- **TEXTE CITÉ**

LA COUR DE CASSATION, TROISIÈME CHAMBRE CIVILE, a rendu l'arrêt suivant :
Sur le moyen unique du pourvoi principal, ci-après annexé :
Attendu qu'ayant retenu que la société compagnie des immeubles du Midi (CIM) ne démontrait pas avoir renoncé avant le 15 novembre 1997, date limite fixée pour la levée de l'option, à la condition suspensive d'obtention d'un prêt dans le délai de quarante cinq jours, soit au plus tard le 11 août 1997, la cour d'appel a exactement déduit de ces seuls motifs que les prétentions de la société CIM qui ne bénéficiait pas à la date de la vente à la commune d'un droit concurrent sur l'immeuble devaient être rejetées, la caducité de la promesse dont elle bénéficiait étant acquise ;
D'où il suit que le moyen n'est pas fondé ;
PAR CES MOTIFS, et sans qu'il y ait lieu de statuer sur le pourvoi incident éventuel de la société Habitation de Haute Provence :
REJETTE les pourvois ;
Condamne la société CIM aux dépens des pourvois ;
Vu l'article 700 du code de procédure civile, condamne la société CIM à payer la somme de 2 500 euros à la société Habitation de Haute Provence, la somme de 2 500 euros à la commune de Manosque et la somme de 1 000 euros à la société Foncière Masséna ; rejette la demande de la société CIM ;
Ainsi fait et jugé par la Cour de Cassation, troisième chambre civile, et prononcé à l'audience publique du quatorze janvier deux mille neuf, par M. Cachelot, conseiller le plus ancien faisant fonction de président, conformément à l'article 452 du code de procédure civile.

- **CONSIGNE ÉCRITE**
Selon l'arrêt ci-dessus, à qui la société CIM doit-elle verser une somme au titre de l'article 700 du code de procédure civile, et combien pour chacun ?

- **DONNÉES EXTRAITES**
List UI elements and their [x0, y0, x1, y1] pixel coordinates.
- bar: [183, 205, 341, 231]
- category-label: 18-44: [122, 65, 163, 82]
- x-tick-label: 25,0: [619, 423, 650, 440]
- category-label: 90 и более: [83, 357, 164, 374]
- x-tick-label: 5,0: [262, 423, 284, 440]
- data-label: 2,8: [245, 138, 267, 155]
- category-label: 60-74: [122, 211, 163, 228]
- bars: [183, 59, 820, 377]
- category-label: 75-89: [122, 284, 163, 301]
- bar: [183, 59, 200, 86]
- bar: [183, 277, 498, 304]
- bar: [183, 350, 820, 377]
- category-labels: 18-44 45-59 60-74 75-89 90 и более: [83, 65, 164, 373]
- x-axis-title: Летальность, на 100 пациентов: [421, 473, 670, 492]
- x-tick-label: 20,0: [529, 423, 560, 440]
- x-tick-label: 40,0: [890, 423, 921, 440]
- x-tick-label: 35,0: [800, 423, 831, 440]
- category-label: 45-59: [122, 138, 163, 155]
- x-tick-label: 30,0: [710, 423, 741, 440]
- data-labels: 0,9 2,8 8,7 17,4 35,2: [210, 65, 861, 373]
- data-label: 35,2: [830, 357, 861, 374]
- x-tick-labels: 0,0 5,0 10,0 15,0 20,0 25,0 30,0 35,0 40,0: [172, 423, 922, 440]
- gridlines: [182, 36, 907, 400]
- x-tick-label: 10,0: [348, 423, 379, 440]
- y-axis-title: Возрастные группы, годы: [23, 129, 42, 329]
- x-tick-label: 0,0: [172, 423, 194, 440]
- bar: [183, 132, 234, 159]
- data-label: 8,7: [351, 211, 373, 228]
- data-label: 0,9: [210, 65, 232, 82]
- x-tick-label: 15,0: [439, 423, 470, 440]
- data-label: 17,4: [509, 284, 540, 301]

- **RÉSULTAT DE L'EXERCICE**
- la société Habitation de Haute Provence : 2 500 euros
- la commune de Manosque : 2 500 euros
- la société Foncière Masséna : 1 000 euros